## RECORDS SHOWN

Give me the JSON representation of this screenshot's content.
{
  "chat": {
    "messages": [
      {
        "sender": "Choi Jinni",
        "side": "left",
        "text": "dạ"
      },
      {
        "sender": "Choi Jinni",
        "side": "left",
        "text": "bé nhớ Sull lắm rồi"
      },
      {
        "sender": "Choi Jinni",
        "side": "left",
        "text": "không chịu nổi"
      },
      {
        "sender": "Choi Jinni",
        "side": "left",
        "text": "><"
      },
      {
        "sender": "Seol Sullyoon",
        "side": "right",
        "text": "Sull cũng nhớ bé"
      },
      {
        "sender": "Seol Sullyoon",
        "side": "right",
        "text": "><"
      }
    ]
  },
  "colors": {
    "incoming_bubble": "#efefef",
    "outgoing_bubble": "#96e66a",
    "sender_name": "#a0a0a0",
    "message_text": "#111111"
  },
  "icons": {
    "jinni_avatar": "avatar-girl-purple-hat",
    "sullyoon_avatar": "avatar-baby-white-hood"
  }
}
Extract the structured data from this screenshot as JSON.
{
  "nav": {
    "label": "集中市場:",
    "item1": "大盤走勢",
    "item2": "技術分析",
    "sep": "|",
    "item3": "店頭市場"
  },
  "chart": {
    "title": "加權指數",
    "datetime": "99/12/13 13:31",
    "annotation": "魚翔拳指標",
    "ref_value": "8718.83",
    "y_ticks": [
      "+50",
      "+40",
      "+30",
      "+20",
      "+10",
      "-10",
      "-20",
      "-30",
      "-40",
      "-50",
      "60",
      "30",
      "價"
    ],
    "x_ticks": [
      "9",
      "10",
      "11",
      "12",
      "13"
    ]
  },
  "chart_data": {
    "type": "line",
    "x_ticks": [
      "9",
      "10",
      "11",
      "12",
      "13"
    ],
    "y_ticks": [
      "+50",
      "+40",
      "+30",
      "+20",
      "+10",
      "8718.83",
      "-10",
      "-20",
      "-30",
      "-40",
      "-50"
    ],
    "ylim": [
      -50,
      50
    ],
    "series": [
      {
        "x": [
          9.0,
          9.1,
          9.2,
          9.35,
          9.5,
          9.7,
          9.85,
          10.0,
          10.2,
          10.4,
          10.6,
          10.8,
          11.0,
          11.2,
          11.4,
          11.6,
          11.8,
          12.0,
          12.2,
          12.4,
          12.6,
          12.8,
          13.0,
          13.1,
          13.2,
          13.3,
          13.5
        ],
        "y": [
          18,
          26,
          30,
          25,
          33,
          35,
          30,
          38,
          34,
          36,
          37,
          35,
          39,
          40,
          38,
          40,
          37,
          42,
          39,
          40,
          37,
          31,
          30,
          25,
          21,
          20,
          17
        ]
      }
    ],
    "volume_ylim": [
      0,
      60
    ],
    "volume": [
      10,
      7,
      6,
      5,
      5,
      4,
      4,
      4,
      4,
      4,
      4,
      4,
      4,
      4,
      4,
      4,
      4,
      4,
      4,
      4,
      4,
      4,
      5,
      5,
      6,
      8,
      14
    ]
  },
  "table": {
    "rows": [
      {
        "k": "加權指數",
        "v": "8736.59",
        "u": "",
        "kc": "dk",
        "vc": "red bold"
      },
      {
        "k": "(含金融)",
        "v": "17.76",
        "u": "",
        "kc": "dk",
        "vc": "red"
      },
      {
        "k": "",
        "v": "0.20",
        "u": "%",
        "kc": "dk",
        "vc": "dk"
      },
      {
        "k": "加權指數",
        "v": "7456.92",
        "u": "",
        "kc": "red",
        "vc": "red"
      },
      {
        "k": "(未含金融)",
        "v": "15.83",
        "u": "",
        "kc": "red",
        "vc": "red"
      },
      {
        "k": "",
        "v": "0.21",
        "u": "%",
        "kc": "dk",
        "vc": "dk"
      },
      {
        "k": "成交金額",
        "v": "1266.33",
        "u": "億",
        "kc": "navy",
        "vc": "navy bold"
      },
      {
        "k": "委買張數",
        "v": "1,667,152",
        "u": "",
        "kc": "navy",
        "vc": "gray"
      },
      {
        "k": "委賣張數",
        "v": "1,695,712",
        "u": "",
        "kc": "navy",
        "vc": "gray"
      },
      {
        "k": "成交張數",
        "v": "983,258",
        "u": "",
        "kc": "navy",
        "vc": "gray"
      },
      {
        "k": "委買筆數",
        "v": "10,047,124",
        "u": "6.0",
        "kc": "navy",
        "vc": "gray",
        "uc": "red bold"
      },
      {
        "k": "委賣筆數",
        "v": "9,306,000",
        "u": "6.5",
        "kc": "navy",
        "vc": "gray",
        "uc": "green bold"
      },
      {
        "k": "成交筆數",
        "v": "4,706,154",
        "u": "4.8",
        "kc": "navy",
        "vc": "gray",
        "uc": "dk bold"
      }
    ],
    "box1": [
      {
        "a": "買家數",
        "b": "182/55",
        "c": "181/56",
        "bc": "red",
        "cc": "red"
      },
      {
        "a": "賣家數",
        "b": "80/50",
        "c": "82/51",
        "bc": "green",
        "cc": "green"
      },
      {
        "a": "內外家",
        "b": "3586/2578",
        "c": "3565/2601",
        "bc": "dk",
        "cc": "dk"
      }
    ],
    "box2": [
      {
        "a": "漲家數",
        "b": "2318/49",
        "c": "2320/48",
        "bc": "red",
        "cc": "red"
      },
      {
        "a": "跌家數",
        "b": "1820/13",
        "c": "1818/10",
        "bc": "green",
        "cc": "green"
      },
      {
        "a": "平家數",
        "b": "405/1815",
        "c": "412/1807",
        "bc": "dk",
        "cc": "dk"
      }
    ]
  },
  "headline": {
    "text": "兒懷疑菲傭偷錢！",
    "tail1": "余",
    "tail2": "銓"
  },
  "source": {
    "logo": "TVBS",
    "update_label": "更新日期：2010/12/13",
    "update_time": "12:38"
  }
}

## TASK OBJECTIVE
List every line in the records above that contains the word "this".

## OUTPUT OF THE TASK
Give me the JSON representation of this screenshot's content.
Extract the structured data from this screenshot as JSON.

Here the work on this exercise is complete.